Requirements ->
Set down the data below without change, skipping the pictures it holds.

(Records from a dataset)
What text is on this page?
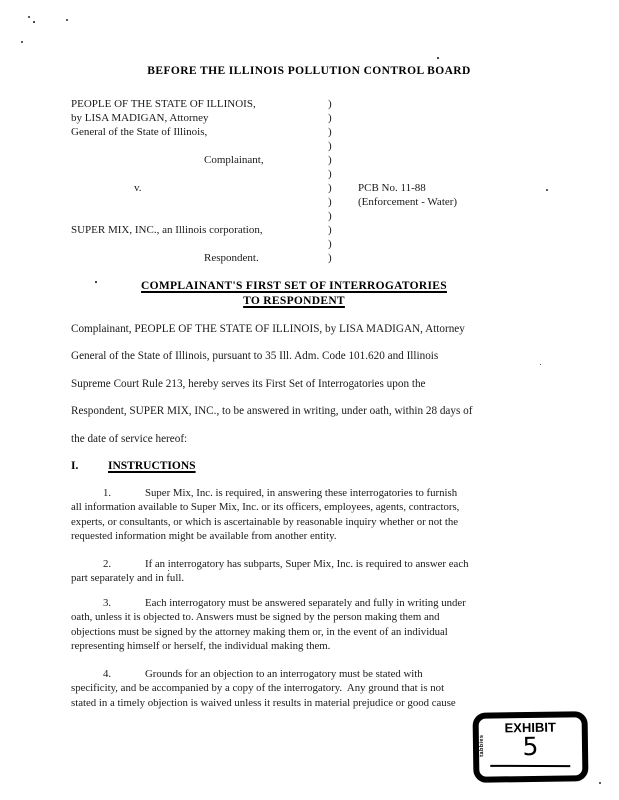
BEFORE THE ILLINOIS POLLUTION CONTROL BOARD
PEOPLE OF THE STATE OF ILLINOIS,	)
by LISA MADIGAN, Attorney	)
General of the State of Illinois,	)
)
Complainant,	)
)
v.	)	PCB No. 11-88
)	(Enforcement - Water)
)
SUPER MIX, INC., an Illinois corporation,	)
)
Respondent.	)
COMPLAINANT'S FIRST SET OF INTERROGATORIES
TO RESPONDENT
Complainant, PEOPLE OF THE STATE OF ILLINOIS, by LISA MADIGAN, Attorney
General of the State of Illinois, pursuant to 35 Ill. Adm. Code 101.620 and Illinois
Supreme Court Rule 213, hereby serves its First Set of Interrogatories upon the
Respondent, SUPER MIX, INC., to be answered in writing, under oath, within 28 days of
the date of service hereof:
I.	INSTRUCTIONS
1.	Super Mix, Inc. is required, in answering these interrogatories to furnish
all information available to Super Mix, Inc. or its officers, employees, agents, contractors,
experts, or consultants, or which is ascertainable by reasonable inquiry whether or not the
requested information might be available from another entity.
2.	If an interrogatory has subparts, Super Mix, Inc. is required to answer each
part separately and in full.
3.	Each interrogatory must be answered separately and fully in writing under
oath, unless it is objected to. Answers must be signed by the person making them and
objections must be signed by the attorney making them or, in the event of an individual
representing himself or herself, the individual making them.
4.	Grounds for an objection to an interrogatory must be stated with
specificity, and be accompanied by a copy of the interrogatory.  Any ground that is not
stated in a timely objection is waived unless it results in material prejudice or good cause
tabbies
EXHIBIT
5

Response to the exercise ->
What text is on this page?
BEFORE THE ILLINOIS POLLUTION CONTROL BOARD
PEOPLE OF THE STATE OF ILLINOIS,	)
by LISA MADIGAN, Attorney	)
General of the State of Illinois,	)
)
Complainant,	)
)
v.	)	PCB No. 11-88
)	(Enforcement - Water)
)
SUPER MIX, INC., an Illinois corporation,	)
)
Respondent.	)
COMPLAINANT'S FIRST SET OF INTERROGATORIES
TO RESPONDENT
Complainant, PEOPLE OF THE STATE OF ILLINOIS, by LISA MADIGAN, Attorney
General of the State of Illinois, pursuant to 35 Ill. Adm. Code 101.620 and Illinois
Supreme Court Rule 213, hereby serves its First Set of Interrogatories upon the
Respondent, SUPER MIX, INC., to be answered in writing, under oath, within 28 days of
the date of service hereof:
I.	INSTRUCTIONS
1.	Super Mix, Inc. is required, in answering these interrogatories to furnish
all information available to Super Mix, Inc. or its officers, employees, agents, contractors,
experts, or consultants, or which is ascertainable by reasonable inquiry whether or not the
requested information might be available from another entity.
2.	If an interrogatory has subparts, Super Mix, Inc. is required to answer each
part separately and in full.
3.	Each interrogatory must be answered separately and fully in writing under
oath, unless it is objected to. Answers must be signed by the person making them and
objections must be signed by the attorney making them or, in the event of an individual
representing himself or herself, the individual making them.
4.	Grounds for an objection to an interrogatory must be stated with
specificity, and be accompanied by a copy of the interrogatory.  Any ground that is not
stated in a timely objection is waived unless it results in material prejudice or good cause
tabbies
EXHIBIT
5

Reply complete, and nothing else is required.